WORK TO COMPLETE => From the listing, collect all lines containing the word "each".

INPUT MATERIAL =>
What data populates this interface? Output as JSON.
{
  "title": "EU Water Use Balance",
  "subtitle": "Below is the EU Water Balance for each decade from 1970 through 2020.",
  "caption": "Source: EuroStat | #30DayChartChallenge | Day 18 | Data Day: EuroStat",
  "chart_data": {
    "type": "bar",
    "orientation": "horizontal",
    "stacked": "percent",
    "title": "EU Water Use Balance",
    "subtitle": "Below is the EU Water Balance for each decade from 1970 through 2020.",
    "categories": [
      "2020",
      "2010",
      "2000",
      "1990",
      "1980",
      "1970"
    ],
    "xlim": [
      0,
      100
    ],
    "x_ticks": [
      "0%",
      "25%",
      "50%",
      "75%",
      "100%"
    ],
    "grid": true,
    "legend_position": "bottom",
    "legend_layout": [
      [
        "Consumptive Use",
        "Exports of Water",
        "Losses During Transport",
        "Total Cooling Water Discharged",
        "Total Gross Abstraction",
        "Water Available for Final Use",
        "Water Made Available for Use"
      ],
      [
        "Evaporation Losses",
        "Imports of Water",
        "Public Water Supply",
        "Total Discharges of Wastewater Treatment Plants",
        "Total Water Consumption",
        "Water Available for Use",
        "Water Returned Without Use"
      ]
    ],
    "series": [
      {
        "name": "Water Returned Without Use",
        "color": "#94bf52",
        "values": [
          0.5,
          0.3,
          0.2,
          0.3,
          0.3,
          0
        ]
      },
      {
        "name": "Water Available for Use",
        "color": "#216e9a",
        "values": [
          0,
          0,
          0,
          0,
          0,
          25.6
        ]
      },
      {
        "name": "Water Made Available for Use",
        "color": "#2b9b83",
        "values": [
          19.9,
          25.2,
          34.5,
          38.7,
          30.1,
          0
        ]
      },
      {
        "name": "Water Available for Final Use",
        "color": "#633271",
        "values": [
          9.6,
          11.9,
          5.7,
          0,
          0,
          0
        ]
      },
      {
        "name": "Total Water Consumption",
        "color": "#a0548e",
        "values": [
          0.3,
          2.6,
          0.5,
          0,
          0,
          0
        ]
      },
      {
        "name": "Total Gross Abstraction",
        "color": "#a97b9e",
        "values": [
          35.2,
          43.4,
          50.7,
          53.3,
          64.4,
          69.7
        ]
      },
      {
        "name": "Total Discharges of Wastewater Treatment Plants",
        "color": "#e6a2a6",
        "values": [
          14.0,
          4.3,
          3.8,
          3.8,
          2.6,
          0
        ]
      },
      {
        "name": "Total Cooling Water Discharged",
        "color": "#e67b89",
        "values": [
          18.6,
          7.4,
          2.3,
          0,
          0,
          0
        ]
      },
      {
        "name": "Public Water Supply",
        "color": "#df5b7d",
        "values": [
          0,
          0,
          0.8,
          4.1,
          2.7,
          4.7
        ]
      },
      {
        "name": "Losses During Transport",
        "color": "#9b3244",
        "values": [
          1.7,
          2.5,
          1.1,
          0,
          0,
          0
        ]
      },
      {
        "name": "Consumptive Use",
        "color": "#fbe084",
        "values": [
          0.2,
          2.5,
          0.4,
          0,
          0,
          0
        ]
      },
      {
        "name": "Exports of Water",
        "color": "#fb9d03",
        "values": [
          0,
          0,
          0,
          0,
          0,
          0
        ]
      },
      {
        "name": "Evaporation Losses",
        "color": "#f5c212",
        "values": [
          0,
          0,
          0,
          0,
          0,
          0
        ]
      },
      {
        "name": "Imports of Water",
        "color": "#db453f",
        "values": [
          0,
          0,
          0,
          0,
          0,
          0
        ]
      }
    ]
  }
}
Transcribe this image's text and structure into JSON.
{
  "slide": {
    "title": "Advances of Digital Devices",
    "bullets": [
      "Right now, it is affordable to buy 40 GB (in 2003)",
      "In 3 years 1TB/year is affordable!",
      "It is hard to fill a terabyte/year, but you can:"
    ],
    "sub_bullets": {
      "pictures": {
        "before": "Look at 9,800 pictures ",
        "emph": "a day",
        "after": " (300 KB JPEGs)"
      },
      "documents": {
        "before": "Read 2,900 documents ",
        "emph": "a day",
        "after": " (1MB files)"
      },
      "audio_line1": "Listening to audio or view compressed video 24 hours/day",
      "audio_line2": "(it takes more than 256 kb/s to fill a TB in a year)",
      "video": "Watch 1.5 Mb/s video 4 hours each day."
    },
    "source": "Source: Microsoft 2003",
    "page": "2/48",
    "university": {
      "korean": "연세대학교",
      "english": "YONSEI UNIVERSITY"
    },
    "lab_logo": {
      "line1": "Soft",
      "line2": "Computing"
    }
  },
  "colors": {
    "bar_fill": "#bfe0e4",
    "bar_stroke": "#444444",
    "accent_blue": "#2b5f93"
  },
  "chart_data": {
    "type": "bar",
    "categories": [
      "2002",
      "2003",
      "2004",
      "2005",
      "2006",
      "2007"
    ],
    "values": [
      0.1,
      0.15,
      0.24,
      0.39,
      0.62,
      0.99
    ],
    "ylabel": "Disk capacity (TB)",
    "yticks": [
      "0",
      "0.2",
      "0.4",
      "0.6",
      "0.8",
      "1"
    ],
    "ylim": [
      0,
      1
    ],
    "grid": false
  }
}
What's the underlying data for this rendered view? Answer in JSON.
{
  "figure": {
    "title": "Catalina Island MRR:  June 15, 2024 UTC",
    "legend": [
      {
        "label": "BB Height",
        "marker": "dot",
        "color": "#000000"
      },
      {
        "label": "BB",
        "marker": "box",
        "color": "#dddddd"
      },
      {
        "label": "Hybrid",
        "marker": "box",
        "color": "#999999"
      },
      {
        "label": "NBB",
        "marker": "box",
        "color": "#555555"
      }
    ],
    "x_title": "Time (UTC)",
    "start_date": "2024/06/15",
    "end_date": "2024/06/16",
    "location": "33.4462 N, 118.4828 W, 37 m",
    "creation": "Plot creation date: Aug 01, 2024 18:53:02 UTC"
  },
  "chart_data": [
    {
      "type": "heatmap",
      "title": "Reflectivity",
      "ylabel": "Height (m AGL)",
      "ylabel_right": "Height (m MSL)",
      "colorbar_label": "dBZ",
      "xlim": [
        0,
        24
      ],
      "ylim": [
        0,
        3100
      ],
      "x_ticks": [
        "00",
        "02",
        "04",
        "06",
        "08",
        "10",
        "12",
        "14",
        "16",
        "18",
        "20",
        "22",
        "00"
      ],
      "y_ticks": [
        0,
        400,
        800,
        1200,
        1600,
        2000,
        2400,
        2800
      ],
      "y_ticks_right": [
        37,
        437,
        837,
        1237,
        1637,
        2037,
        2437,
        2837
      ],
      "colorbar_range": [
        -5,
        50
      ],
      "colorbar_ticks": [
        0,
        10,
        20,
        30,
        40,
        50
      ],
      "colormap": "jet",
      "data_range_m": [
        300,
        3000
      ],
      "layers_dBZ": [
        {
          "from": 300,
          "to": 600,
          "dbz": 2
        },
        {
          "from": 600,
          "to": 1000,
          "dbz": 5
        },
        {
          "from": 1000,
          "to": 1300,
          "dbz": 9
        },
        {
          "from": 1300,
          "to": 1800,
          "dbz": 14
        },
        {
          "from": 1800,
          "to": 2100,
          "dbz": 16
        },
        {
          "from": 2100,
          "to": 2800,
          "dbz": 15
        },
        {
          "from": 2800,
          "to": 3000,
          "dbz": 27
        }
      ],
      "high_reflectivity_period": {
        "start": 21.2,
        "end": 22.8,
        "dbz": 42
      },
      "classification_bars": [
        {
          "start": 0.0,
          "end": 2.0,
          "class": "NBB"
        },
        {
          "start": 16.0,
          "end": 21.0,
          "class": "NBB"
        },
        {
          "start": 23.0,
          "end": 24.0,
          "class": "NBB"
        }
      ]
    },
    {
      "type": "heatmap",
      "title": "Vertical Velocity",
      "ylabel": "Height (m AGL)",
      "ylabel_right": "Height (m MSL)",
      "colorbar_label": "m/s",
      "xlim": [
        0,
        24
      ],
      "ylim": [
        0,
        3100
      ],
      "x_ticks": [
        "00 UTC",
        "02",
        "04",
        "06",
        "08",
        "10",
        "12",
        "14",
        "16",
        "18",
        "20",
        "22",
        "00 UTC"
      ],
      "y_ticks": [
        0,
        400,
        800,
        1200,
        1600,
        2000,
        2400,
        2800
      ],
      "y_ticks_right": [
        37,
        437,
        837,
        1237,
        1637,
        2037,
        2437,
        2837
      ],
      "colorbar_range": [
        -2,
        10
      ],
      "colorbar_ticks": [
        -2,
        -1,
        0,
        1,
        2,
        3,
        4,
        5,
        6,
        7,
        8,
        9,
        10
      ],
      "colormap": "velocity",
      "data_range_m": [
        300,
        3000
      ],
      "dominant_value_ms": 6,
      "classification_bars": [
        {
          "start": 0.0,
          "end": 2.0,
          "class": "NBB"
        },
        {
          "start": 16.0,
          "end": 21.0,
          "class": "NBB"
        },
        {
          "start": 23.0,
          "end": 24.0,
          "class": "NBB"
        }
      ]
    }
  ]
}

COMPLETED TASK =>
  "subtitle": "Below is the EU Water Balance for each decade from 1970 through 2020.",
    "subtitle": "Below is the EU Water Balance for each decade from 1970 through 2020.",
      "video": "Watch 1.5 Mb/s video 4 hours each day."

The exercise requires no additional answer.